**What this task involves**
Set down the material below word for word, excluding the pictures.

**Listed records**
(begin)

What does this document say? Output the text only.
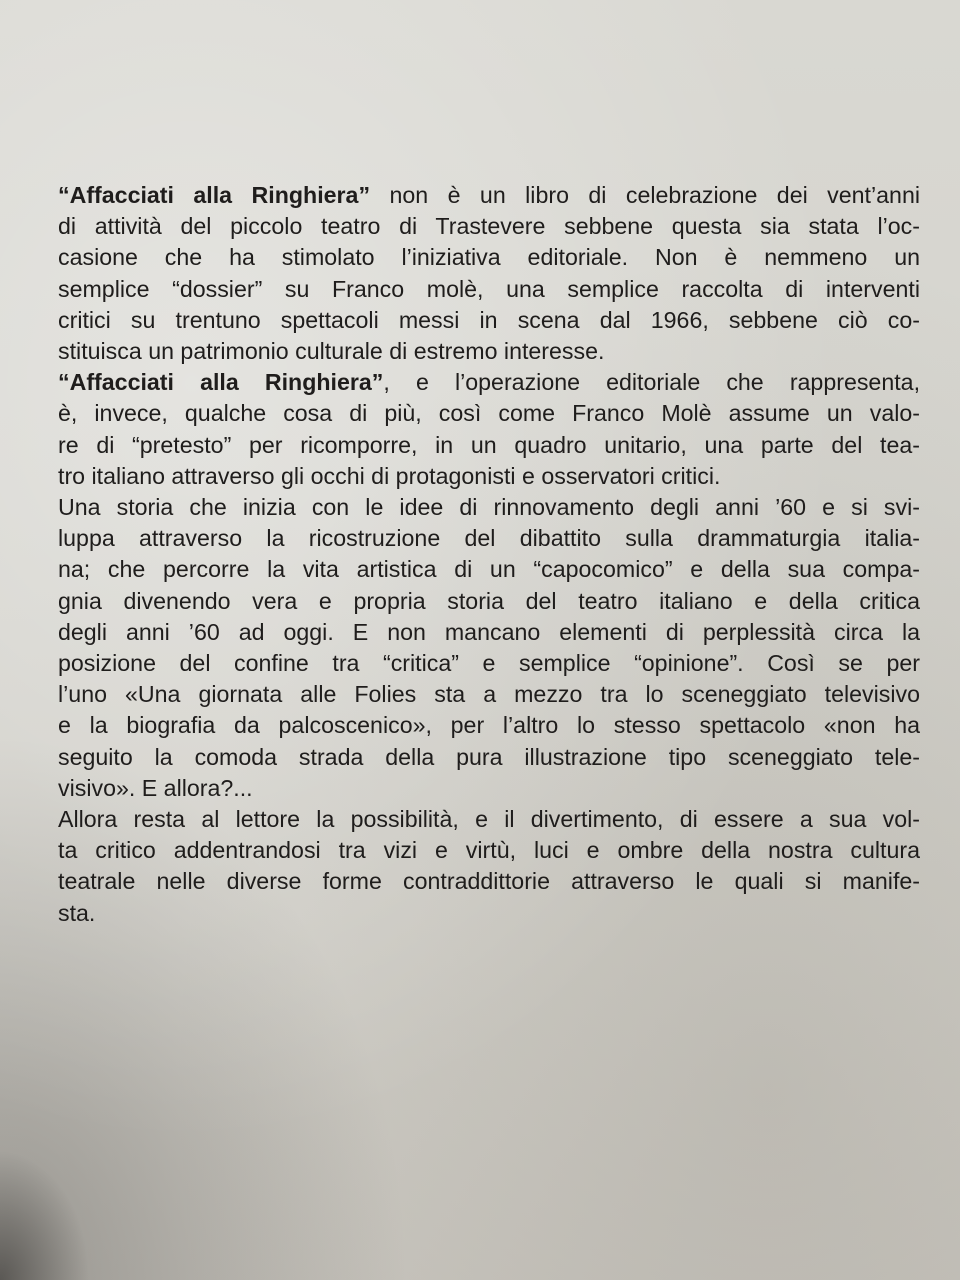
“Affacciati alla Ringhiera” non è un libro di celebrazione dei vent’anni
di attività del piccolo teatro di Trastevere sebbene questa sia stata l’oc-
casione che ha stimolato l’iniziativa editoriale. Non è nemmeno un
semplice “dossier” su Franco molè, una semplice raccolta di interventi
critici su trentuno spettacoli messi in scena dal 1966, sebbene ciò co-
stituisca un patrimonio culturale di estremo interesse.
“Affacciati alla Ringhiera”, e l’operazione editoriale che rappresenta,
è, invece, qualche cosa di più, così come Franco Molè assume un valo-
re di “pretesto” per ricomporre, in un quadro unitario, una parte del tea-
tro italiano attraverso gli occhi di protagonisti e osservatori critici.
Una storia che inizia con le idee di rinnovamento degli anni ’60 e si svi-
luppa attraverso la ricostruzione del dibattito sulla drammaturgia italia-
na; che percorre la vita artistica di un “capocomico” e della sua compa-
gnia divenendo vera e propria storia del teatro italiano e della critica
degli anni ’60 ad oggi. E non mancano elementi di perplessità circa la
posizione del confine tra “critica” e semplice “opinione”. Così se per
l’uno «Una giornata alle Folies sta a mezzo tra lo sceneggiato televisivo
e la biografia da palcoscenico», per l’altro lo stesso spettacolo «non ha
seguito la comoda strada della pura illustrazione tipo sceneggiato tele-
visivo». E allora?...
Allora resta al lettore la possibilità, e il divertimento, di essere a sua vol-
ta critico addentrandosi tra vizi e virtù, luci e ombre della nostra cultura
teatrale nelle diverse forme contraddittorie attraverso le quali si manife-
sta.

(end)

**Task answer**
What does this document say? Output the text only.
“Affacciati alla Ringhiera” non è un libro di celebrazione dei vent’anni
di attività del piccolo teatro di Trastevere sebbene questa sia stata l’oc-
casione che ha stimolato l’iniziativa editoriale. Non è nemmeno un
semplice “dossier” su Franco molè, una semplice raccolta di interventi
critici su trentuno spettacoli messi in scena dal 1966, sebbene ciò co-
stituisca un patrimonio culturale di estremo interesse.
“Affacciati alla Ringhiera”, e l’operazione editoriale che rappresenta,
è, invece, qualche cosa di più, così come Franco Molè assume un valo-
re di “pretesto” per ricomporre, in un quadro unitario, una parte del tea-
tro italiano attraverso gli occhi di protagonisti e osservatori critici.
Una storia che inizia con le idee di rinnovamento degli anni ’60 e si svi-
luppa attraverso la ricostruzione del dibattito sulla drammaturgia italia-
na; che percorre la vita artistica di un “capocomico” e della sua compa-
gnia divenendo vera e propria storia del teatro italiano e della critica
degli anni ’60 ad oggi. E non mancano elementi di perplessità circa la
posizione del confine tra “critica” e semplice “opinione”. Così se per
l’uno «Una giornata alle Folies sta a mezzo tra lo sceneggiato televisivo
e la biografia da palcoscenico», per l’altro lo stesso spettacolo «non ha
seguito la comoda strada della pura illustrazione tipo sceneggiato tele-
visivo». E allora?...
Allora resta al lettore la possibilità, e il divertimento, di essere a sua vol-
ta critico addentrandosi tra vizi e virtù, luci e ombre della nostra cultura
teatrale nelle diverse forme contraddittorie attraverso le quali si manife-
sta.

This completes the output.